Short task: Reproduce every line of the records below without any change.

>> BEGIN Data extract

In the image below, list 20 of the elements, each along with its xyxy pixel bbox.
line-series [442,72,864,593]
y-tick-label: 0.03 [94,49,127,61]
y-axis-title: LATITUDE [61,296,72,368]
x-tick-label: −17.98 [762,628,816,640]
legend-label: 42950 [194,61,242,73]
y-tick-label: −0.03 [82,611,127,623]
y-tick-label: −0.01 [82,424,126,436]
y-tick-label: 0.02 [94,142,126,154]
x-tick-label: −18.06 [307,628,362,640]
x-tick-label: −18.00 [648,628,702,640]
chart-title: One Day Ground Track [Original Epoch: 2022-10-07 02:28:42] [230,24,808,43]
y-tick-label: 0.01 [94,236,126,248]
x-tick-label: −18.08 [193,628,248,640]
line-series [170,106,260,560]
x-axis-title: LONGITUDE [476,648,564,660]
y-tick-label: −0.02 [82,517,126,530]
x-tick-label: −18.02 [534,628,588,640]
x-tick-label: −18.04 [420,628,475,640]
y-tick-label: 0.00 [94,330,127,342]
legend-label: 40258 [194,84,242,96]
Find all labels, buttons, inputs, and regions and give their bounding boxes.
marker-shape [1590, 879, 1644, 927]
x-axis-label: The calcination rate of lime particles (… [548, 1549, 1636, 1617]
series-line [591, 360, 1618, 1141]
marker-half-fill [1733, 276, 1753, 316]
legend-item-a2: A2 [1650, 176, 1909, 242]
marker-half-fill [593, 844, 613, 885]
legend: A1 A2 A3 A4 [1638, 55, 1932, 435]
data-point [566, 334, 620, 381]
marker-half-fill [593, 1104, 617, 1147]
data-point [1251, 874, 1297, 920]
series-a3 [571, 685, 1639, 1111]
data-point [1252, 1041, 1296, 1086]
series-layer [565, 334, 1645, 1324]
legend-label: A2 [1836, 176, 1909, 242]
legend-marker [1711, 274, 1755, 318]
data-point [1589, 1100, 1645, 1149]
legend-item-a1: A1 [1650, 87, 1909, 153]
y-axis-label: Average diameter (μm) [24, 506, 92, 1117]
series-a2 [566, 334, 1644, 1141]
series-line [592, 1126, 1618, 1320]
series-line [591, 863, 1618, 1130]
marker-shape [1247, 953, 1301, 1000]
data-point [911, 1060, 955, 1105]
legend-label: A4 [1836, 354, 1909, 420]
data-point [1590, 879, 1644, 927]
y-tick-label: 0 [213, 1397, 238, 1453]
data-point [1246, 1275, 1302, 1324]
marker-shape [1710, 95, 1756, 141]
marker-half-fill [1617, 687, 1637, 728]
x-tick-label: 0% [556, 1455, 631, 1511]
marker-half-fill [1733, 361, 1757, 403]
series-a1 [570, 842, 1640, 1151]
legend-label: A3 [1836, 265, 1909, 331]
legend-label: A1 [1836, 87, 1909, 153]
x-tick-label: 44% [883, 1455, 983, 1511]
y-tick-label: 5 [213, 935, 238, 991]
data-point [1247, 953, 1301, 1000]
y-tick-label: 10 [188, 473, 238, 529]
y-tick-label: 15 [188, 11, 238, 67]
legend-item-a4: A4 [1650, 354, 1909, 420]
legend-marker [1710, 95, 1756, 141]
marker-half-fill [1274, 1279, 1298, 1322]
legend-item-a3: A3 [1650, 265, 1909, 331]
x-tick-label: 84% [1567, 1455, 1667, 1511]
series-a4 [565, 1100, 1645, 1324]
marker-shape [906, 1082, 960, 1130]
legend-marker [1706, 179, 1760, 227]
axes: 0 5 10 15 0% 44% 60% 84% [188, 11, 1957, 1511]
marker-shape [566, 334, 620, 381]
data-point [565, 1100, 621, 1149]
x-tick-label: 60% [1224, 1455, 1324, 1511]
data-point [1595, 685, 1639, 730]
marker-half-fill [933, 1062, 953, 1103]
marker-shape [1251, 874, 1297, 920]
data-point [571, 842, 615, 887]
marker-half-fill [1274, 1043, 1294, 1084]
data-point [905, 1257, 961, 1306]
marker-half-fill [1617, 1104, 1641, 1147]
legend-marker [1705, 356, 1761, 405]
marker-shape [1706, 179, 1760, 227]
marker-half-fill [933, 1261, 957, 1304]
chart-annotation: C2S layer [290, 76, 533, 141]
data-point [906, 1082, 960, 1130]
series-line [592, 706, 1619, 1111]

>> END Data extract

Worked answer:
In the image below, list 20 of the elements, each along with its xyxy pixel bbox.
line-series [442,72,864,593]
y-tick-label: 0.03 [94,49,127,61]
y-axis-title: LATITUDE [61,296,72,368]
x-tick-label: −17.98 [762,628,816,640]
legend-label: 42950 [194,61,242,73]
y-tick-label: −0.03 [82,611,127,623]
y-tick-label: −0.01 [82,424,126,436]
y-tick-label: 0.02 [94,142,126,154]
x-tick-label: −18.06 [307,628,362,640]
x-tick-label: −18.00 [648,628,702,640]
chart-title: One Day Ground Track [Original Epoch: 2022-10-07 02:28:42] [230,24,808,43]
y-tick-label: 0.01 [94,236,126,248]
x-tick-label: −18.08 [193,628,248,640]
line-series [170,106,260,560]
x-axis-title: LONGITUDE [476,648,564,660]
y-tick-label: −0.02 [82,517,126,530]
x-tick-label: −18.02 [534,628,588,640]
x-tick-label: −18.04 [420,628,475,640]
y-tick-label: 0.00 [94,330,127,342]
legend-label: 40258 [194,84,242,96]
Find all labels, buttons, inputs, and regions and give their bounding boxes.
marker-shape [1590, 879, 1644, 927]
x-axis-label: The calcination rate of lime particles (… [548, 1549, 1636, 1617]
series-line [591, 360, 1618, 1141]
marker-half-fill [1733, 276, 1753, 316]
legend-item-a2: A2 [1650, 176, 1909, 242]
marker-half-fill [593, 844, 613, 885]
legend: A1 A2 A3 A4 [1638, 55, 1932, 435]
data-point [566, 334, 620, 381]
marker-half-fill [593, 1104, 617, 1147]
data-point [1251, 874, 1297, 920]
series-a3 [571, 685, 1639, 1111]
data-point [1252, 1041, 1296, 1086]
series-layer [565, 334, 1645, 1324]
legend-label: A2 [1836, 176, 1909, 242]
legend-marker [1711, 274, 1755, 318]
data-point [1589, 1100, 1645, 1149]
legend-item-a1: A1 [1650, 87, 1909, 153]
y-axis-label: Average diameter (μm) [24, 506, 92, 1117]
series-a2 [566, 334, 1644, 1141]
series-line [592, 1126, 1618, 1320]
series-line [591, 863, 1618, 1130]
marker-shape [1247, 953, 1301, 1000]
data-point [911, 1060, 955, 1105]
legend-label: A4 [1836, 354, 1909, 420]
data-point [1590, 879, 1644, 927]
y-tick-label: 0 [213, 1397, 238, 1453]
data-point [1246, 1275, 1302, 1324]
marker-shape [1710, 95, 1756, 141]
marker-half-fill [1617, 687, 1637, 728]
x-tick-label: 0% [556, 1455, 631, 1511]
marker-half-fill [1733, 361, 1757, 403]
series-a1 [570, 842, 1640, 1151]
legend-label: A3 [1836, 265, 1909, 331]
legend-label: A1 [1836, 87, 1909, 153]
x-tick-label: 44% [883, 1455, 983, 1511]
y-tick-label: 5 [213, 935, 238, 991]
data-point [1247, 953, 1301, 1000]
y-tick-label: 10 [188, 473, 238, 529]
y-tick-label: 15 [188, 11, 238, 67]
legend-item-a4: A4 [1650, 354, 1909, 420]
legend-marker [1710, 95, 1756, 141]
marker-half-fill [1274, 1279, 1298, 1322]
legend-item-a3: A3 [1650, 265, 1909, 331]
x-tick-label: 84% [1567, 1455, 1667, 1511]
series-a4 [565, 1100, 1645, 1324]
marker-shape [906, 1082, 960, 1130]
legend-marker [1706, 179, 1760, 227]
axes: 0 5 10 15 0% 44% 60% 84% [188, 11, 1957, 1511]
marker-shape [566, 334, 620, 381]
data-point [565, 1100, 621, 1149]
x-tick-label: 60% [1224, 1455, 1324, 1511]
data-point [1595, 685, 1639, 730]
marker-half-fill [933, 1062, 953, 1103]
marker-shape [1251, 874, 1297, 920]
data-point [571, 842, 615, 887]
marker-half-fill [1274, 1043, 1294, 1084]
data-point [905, 1257, 961, 1306]
marker-half-fill [1617, 1104, 1641, 1147]
legend-marker [1705, 356, 1761, 405]
marker-shape [1706, 179, 1760, 227]
marker-half-fill [933, 1261, 957, 1304]
chart-annotation: C2S layer [290, 76, 533, 141]
data-point [906, 1082, 960, 1130]
series-line [592, 706, 1619, 1111]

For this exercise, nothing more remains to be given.